__Work to do__. Scan the material for the word "panel", and copy each line where it shows up.

__Information supplied__.

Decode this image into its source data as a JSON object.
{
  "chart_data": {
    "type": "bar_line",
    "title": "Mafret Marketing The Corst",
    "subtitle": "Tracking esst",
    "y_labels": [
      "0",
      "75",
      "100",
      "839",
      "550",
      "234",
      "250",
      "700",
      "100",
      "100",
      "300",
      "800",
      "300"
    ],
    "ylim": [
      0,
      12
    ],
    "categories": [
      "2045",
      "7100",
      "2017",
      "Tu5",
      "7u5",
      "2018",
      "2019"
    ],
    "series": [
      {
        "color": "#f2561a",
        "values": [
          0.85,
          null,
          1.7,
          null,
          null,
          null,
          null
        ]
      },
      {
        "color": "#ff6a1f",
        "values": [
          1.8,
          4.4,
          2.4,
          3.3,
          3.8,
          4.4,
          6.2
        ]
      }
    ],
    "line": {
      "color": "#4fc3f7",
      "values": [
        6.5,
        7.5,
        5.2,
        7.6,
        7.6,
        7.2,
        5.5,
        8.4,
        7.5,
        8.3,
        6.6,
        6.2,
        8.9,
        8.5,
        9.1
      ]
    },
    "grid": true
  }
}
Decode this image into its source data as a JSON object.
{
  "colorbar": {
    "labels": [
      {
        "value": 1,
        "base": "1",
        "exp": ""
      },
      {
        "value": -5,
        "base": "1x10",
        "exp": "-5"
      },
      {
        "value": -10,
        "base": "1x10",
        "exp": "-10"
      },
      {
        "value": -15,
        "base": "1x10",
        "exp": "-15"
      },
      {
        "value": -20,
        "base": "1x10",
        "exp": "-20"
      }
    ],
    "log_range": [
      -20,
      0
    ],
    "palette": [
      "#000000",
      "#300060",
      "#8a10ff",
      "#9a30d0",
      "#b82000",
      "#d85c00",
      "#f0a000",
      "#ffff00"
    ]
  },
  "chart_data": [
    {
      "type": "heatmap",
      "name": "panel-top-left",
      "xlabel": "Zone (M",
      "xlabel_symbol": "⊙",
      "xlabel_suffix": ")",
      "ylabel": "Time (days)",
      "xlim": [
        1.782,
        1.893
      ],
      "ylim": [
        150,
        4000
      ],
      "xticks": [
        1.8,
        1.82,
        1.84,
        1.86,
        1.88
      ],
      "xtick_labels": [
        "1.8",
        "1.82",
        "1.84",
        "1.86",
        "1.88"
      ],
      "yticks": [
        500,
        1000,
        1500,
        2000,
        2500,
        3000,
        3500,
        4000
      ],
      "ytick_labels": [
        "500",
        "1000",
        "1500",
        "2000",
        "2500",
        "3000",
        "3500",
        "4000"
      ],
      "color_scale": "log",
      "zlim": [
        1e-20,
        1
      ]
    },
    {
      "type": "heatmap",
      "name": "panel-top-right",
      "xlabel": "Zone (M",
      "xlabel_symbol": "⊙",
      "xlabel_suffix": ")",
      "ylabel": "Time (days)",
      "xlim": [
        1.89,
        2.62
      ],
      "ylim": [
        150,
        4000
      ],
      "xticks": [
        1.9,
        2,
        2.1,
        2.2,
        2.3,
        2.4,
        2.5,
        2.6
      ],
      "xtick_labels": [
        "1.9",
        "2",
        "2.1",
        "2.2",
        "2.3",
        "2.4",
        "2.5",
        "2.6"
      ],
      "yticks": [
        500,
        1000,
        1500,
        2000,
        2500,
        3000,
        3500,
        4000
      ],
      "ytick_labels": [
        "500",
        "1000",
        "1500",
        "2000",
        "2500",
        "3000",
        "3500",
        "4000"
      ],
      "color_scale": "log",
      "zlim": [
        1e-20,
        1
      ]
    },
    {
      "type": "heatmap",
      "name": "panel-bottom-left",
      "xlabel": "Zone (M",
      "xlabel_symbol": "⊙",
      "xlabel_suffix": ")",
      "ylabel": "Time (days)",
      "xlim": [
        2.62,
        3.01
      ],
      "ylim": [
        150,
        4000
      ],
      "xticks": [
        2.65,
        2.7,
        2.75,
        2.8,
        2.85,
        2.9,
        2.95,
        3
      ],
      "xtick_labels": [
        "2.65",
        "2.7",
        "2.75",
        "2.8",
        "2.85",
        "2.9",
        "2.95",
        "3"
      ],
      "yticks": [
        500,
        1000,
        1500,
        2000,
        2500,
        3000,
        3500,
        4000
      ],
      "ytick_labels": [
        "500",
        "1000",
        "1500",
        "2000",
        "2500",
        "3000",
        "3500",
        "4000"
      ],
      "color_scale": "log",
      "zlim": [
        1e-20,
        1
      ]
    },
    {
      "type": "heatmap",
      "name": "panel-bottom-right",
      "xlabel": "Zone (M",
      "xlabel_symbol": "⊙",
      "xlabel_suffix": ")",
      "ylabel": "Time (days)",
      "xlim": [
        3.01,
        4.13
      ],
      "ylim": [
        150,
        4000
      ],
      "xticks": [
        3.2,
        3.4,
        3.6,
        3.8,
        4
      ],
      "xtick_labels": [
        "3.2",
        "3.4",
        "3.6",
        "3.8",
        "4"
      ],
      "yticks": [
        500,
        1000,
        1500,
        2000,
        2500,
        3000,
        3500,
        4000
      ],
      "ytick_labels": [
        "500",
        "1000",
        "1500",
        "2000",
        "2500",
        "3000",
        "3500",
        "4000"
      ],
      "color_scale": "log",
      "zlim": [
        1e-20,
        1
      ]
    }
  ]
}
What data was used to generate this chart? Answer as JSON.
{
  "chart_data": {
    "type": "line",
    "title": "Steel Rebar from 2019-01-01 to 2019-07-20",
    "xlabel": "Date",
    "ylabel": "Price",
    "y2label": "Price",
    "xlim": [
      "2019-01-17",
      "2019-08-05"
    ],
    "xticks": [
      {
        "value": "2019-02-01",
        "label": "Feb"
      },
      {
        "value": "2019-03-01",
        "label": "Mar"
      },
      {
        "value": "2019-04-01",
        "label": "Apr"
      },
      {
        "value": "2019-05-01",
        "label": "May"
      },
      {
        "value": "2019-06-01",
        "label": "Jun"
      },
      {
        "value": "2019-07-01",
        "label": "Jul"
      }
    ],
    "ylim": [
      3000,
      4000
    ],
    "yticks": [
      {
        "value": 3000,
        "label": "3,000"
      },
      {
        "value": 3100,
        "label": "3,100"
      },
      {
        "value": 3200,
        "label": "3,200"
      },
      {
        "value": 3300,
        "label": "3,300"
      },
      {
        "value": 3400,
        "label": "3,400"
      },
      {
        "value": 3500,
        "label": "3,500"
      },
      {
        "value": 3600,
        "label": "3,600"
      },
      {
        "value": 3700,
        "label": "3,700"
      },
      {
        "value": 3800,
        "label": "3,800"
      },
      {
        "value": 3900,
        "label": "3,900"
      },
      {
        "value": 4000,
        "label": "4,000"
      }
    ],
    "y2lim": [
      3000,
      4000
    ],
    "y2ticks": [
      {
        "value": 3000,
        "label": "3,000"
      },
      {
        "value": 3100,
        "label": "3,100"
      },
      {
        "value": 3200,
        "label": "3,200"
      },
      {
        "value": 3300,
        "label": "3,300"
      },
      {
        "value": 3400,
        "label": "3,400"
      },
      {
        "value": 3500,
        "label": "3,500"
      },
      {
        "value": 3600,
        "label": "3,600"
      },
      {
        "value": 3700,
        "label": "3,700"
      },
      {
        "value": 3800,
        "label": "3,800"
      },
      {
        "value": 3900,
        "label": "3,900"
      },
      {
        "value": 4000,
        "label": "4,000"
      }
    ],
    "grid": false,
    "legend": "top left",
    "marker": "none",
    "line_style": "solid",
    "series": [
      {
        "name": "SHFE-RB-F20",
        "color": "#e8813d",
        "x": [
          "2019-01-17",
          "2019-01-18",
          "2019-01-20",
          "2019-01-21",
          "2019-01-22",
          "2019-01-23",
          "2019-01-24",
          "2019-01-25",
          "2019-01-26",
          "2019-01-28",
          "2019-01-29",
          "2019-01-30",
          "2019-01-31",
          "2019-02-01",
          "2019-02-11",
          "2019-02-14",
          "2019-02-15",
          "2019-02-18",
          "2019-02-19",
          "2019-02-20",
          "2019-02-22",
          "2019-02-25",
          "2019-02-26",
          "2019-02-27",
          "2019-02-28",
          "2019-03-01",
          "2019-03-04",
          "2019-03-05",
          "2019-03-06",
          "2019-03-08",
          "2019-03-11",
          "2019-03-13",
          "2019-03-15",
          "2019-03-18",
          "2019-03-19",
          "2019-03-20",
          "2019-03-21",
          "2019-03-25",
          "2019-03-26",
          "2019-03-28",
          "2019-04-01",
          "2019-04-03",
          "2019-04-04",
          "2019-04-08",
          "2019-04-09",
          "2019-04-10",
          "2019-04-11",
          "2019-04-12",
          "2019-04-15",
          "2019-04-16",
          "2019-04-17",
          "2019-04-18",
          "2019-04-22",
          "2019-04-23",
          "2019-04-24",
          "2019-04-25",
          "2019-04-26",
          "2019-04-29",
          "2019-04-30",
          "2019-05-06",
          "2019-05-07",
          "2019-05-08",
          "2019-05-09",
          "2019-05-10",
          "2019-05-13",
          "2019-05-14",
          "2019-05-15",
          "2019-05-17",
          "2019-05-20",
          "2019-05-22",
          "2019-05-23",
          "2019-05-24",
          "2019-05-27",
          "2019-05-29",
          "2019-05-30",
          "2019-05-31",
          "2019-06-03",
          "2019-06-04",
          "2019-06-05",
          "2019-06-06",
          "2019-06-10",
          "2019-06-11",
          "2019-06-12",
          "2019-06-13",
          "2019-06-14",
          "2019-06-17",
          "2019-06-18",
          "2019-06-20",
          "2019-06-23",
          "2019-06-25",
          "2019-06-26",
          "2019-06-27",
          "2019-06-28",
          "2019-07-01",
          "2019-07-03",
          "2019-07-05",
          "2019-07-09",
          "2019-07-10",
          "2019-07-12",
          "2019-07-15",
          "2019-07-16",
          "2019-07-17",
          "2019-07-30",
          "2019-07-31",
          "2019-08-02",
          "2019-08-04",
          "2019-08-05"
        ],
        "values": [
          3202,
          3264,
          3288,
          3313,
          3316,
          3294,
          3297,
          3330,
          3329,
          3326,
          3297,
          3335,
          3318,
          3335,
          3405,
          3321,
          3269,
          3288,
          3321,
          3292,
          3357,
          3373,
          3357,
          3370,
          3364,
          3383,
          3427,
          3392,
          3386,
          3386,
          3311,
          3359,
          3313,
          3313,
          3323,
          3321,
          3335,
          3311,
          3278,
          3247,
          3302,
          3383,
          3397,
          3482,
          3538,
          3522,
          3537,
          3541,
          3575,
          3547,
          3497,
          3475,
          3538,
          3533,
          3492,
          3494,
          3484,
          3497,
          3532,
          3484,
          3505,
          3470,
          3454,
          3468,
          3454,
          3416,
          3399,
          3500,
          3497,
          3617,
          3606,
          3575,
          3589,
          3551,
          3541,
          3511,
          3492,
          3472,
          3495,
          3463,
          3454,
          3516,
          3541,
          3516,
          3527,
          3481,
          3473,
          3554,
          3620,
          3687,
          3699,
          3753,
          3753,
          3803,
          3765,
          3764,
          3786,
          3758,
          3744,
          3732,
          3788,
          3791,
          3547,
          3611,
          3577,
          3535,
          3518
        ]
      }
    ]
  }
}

__Expected answer__.
      "name": "panel-top-left",
      "name": "panel-top-right",
      "name": "panel-bottom-left",
      "name": "panel-bottom-right",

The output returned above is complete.